* _Aim_
What follows is a listing to be transcribed exactly.

Dataset entries:
— start —
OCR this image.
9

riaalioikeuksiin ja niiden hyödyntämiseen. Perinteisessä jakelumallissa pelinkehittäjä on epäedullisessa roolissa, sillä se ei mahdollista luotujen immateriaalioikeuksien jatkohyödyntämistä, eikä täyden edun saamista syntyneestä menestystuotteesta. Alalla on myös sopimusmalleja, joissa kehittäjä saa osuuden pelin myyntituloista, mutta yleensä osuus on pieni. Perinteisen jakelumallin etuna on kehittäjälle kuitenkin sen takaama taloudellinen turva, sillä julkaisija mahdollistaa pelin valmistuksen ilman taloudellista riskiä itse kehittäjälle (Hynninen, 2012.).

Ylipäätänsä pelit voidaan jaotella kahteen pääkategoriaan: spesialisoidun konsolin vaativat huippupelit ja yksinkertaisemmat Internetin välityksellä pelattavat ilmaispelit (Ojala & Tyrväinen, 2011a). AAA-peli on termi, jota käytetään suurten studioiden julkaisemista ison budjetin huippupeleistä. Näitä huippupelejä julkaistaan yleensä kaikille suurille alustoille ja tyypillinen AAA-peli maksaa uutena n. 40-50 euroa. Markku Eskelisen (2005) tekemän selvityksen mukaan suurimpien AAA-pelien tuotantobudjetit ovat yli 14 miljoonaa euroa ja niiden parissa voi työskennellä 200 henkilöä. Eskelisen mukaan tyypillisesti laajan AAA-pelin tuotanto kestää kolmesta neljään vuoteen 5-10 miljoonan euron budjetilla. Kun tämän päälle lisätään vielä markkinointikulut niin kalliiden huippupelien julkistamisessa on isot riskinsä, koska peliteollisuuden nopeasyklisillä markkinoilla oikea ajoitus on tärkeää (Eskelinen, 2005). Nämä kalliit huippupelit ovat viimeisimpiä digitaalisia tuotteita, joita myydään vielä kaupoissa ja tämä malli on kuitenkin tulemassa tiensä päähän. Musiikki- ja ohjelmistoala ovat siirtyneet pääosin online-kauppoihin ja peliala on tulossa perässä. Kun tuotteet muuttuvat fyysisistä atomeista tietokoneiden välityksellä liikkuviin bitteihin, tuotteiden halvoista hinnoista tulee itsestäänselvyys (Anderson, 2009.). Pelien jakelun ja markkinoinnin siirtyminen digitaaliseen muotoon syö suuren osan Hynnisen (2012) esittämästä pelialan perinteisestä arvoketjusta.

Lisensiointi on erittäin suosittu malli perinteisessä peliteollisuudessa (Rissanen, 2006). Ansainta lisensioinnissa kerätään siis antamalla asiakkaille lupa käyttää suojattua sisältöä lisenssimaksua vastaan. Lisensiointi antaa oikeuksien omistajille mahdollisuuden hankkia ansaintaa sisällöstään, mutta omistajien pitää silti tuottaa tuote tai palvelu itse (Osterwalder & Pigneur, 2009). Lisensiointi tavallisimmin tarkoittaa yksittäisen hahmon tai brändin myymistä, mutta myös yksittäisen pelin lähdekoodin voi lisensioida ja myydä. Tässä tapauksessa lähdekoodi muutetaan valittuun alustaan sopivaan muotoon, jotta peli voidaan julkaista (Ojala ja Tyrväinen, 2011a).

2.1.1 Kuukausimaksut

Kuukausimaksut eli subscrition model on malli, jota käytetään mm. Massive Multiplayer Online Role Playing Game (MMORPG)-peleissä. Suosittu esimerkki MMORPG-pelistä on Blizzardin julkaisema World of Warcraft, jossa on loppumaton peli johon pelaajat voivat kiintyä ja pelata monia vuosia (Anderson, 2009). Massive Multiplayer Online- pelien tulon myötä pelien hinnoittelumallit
— end —
* _Problem solution_
OCR this image.
9

riaalioikeuksiin ja niiden hyödyntämiseen. Perinteisessä jakelumallissa pelinkehittäjä on epäedullisessa roolissa, sillä se ei mahdollista luotujen immateriaalioikeuksien jatkohyödyntämistä, eikä täyden edun saamista syntyneestä menestystuotteesta. Alalla on myös sopimusmalleja, joissa kehittäjä saa osuuden pelin myyntituloista, mutta yleensä osuus on pieni. Perinteisen jakelumallin etuna on kehittäjälle kuitenkin sen takaama taloudellinen turva, sillä julkaisija mahdollistaa pelin valmistuksen ilman taloudellista riskiä itse kehittäjälle (Hynninen, 2012.).

Ylipäätänsä pelit voidaan jaotella kahteen pääkategoriaan: spesialisoidun konsolin vaativat huippupelit ja yksinkertaisemmat Internetin välityksellä pelattavat ilmaispelit (Ojala & Tyrväinen, 2011a). AAA-peli on termi, jota käytetään suurten studioiden julkaisemista ison budjetin huippupeleistä. Näitä huippupelejä julkaistaan yleensä kaikille suurille alustoille ja tyypillinen AAA-peli maksaa uutena n. 40-50 euroa. Markku Eskelisen (2005) tekemän selvityksen mukaan suurimpien AAA-pelien tuotantobudjetit ovat yli 14 miljoonaa euroa ja niiden parissa voi työskennellä 200 henkilöä. Eskelisen mukaan tyypillisesti laajan AAA-pelin tuotanto kestää kolmesta neljään vuoteen 5-10 miljoonan euron budjetilla. Kun tämän päälle lisätään vielä markkinointikulut niin kalliiden huippupelien julkistamisessa on isot riskinsä, koska peliteollisuuden nopeasyklisillä markkinoilla oikea ajoitus on tärkeää (Eskelinen, 2005). Nämä kalliit huippupelit ovat viimeisimpiä digitaalisia tuotteita, joita myydään vielä kaupoissa ja tämä malli on kuitenkin tulemassa tiensä päähän. Musiikki- ja ohjelmistoala ovat siirtyneet pääosin online-kauppoihin ja peliala on tulossa perässä. Kun tuotteet muuttuvat fyysisistä atomeista tietokoneiden välityksellä liikkuviin bitteihin, tuotteiden halvoista hinnoista tulee itsestäänselvyys (Anderson, 2009.). Pelien jakelun ja markkinoinnin siirtyminen digitaaliseen muotoon syö suuren osan Hynnisen (2012) esittämästä pelialan perinteisestä arvoketjusta.

Lisensiointi on erittäin suosittu malli perinteisessä peliteollisuudessa (Rissanen, 2006). Ansainta lisensioinnissa kerätään siis antamalla asiakkaille lupa käyttää suojattua sisältöä lisenssimaksua vastaan. Lisensiointi antaa oikeuksien omistajille mahdollisuuden hankkia ansaintaa sisällöstään, mutta omistajien pitää silti tuottaa tuote tai palvelu itse (Osterwalder & Pigneur, 2009). Lisensiointi tavallisimmin tarkoittaa yksittäisen hahmon tai brändin myymistä, mutta myös yksittäisen pelin lähdekoodin voi lisensioida ja myydä. Tässä tapauksessa lähdekoodi muutetaan valittuun alustaan sopivaan muotoon, jotta peli voidaan julkaista (Ojala ja Tyrväinen, 2011a).

2.1.1 Kuukausimaksut

Kuukausimaksut eli subscrition model on malli, jota käytetään mm. Massive Multiplayer Online Role Playing Game (MMORPG)-peleissä. Suosittu esimerkki MMORPG-pelistä on Blizzardin julkaisema World of Warcraft, jossa on loppumaton peli johon pelaajat voivat kiintyä ja pelata monia vuosia (Anderson, 2009). Massive Multiplayer Online- pelien tulon myötä pelien hinnoittelumallit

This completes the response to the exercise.